(Dataset records)
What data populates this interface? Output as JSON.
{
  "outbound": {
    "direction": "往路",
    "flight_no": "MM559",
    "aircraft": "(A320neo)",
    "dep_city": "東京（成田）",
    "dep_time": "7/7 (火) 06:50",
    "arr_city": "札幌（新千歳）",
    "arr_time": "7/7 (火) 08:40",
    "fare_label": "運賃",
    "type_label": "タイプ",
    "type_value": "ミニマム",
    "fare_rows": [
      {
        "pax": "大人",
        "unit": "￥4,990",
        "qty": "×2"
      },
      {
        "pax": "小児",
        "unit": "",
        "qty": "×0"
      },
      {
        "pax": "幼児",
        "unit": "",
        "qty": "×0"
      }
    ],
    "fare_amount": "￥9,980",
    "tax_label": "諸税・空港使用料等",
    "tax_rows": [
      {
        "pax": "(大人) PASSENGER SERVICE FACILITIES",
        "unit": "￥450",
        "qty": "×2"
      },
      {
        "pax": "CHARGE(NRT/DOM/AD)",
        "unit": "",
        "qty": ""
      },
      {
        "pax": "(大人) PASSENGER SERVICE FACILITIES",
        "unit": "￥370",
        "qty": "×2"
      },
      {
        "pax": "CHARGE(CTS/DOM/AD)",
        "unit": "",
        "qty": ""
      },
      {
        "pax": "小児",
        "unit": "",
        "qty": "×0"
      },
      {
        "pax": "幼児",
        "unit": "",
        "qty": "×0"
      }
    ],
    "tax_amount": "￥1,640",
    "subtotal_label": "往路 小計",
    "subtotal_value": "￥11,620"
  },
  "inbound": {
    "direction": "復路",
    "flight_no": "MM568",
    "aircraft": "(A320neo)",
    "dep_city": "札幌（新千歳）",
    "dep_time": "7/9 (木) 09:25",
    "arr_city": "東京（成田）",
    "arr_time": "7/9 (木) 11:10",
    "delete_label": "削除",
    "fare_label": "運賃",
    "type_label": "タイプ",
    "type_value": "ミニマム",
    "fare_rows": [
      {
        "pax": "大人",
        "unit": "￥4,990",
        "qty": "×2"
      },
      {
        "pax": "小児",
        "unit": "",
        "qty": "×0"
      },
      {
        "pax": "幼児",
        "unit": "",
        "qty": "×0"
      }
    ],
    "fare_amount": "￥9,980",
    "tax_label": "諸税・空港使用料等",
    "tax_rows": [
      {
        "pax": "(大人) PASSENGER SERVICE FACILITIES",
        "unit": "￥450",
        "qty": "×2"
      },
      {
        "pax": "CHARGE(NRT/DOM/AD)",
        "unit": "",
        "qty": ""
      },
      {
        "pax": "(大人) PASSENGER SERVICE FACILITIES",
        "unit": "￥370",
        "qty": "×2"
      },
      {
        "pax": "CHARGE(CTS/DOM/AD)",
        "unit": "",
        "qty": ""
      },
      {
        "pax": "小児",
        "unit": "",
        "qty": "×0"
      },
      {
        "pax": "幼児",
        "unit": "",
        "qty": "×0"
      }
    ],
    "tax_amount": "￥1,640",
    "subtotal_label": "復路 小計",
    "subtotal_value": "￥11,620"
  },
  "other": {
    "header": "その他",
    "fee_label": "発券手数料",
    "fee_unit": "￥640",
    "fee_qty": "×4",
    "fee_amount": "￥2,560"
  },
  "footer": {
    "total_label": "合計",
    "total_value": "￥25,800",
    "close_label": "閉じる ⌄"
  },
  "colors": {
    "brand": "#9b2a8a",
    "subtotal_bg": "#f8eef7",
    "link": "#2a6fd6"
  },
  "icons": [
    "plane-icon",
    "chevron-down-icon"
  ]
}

Problem: Repeat the data above exactly.

Complete answer:
What data populates this interface? Output as JSON.
{
  "outbound": {
    "direction": "往路",
    "flight_no": "MM559",
    "aircraft": "(A320neo)",
    "dep_city": "東京（成田）",
    "dep_time": "7/7 (火) 06:50",
    "arr_city": "札幌（新千歳）",
    "arr_time": "7/7 (火) 08:40",
    "fare_label": "運賃",
    "type_label": "タイプ",
    "type_value": "ミニマム",
    "fare_rows": [
      {
        "pax": "大人",
        "unit": "￥4,990",
        "qty": "×2"
      },
      {
        "pax": "小児",
        "unit": "",
        "qty": "×0"
      },
      {
        "pax": "幼児",
        "unit": "",
        "qty": "×0"
      }
    ],
    "fare_amount": "￥9,980",
    "tax_label": "諸税・空港使用料等",
    "tax_rows": [
      {
        "pax": "(大人) PASSENGER SERVICE FACILITIES",
        "unit": "￥450",
        "qty": "×2"
      },
      {
        "pax": "CHARGE(NRT/DOM/AD)",
        "unit": "",
        "qty": ""
      },
      {
        "pax": "(大人) PASSENGER SERVICE FACILITIES",
        "unit": "￥370",
        "qty": "×2"
      },
      {
        "pax": "CHARGE(CTS/DOM/AD)",
        "unit": "",
        "qty": ""
      },
      {
        "pax": "小児",
        "unit": "",
        "qty": "×0"
      },
      {
        "pax": "幼児",
        "unit": "",
        "qty": "×0"
      }
    ],
    "tax_amount": "￥1,640",
    "subtotal_label": "往路 小計",
    "subtotal_value": "￥11,620"
  },
  "inbound": {
    "direction": "復路",
    "flight_no": "MM568",
    "aircraft": "(A320neo)",
    "dep_city": "札幌（新千歳）",
    "dep_time": "7/9 (木) 09:25",
    "arr_city": "東京（成田）",
    "arr_time": "7/9 (木) 11:10",
    "delete_label": "削除",
    "fare_label": "運賃",
    "type_label": "タイプ",
    "type_value": "ミニマム",
    "fare_rows": [
      {
        "pax": "大人",
        "unit": "￥4,990",
        "qty": "×2"
      },
      {
        "pax": "小児",
        "unit": "",
        "qty": "×0"
      },
      {
        "pax": "幼児",
        "unit": "",
        "qty": "×0"
      }
    ],
    "fare_amount": "￥9,980",
    "tax_label": "諸税・空港使用料等",
    "tax_rows": [
      {
        "pax": "(大人) PASSENGER SERVICE FACILITIES",
        "unit": "￥450",
        "qty": "×2"
      },
      {
        "pax": "CHARGE(NRT/DOM/AD)",
        "unit": "",
        "qty": ""
      },
      {
        "pax": "(大人) PASSENGER SERVICE FACILITIES",
        "unit": "￥370",
        "qty": "×2"
      },
      {
        "pax": "CHARGE(CTS/DOM/AD)",
        "unit": "",
        "qty": ""
      },
      {
        "pax": "小児",
        "unit": "",
        "qty": "×0"
      },
      {
        "pax": "幼児",
        "unit": "",
        "qty": "×0"
      }
    ],
    "tax_amount": "￥1,640",
    "subtotal_label": "復路 小計",
    "subtotal_value": "￥11,620"
  },
  "other": {
    "header": "その他",
    "fee_label": "発券手数料",
    "fee_unit": "￥640",
    "fee_qty": "×4",
    "fee_amount": "￥2,560"
  },
  "footer": {
    "total_label": "合計",
    "total_value": "￥25,800",
    "close_label": "閉じる ⌄"
  },
  "colors": {
    "brand": "#9b2a8a",
    "subtotal_bg": "#f8eef7",
    "link": "#2a6fd6"
  },
  "icons": [
    "plane-icon",
    "chevron-down-icon"
  ]
}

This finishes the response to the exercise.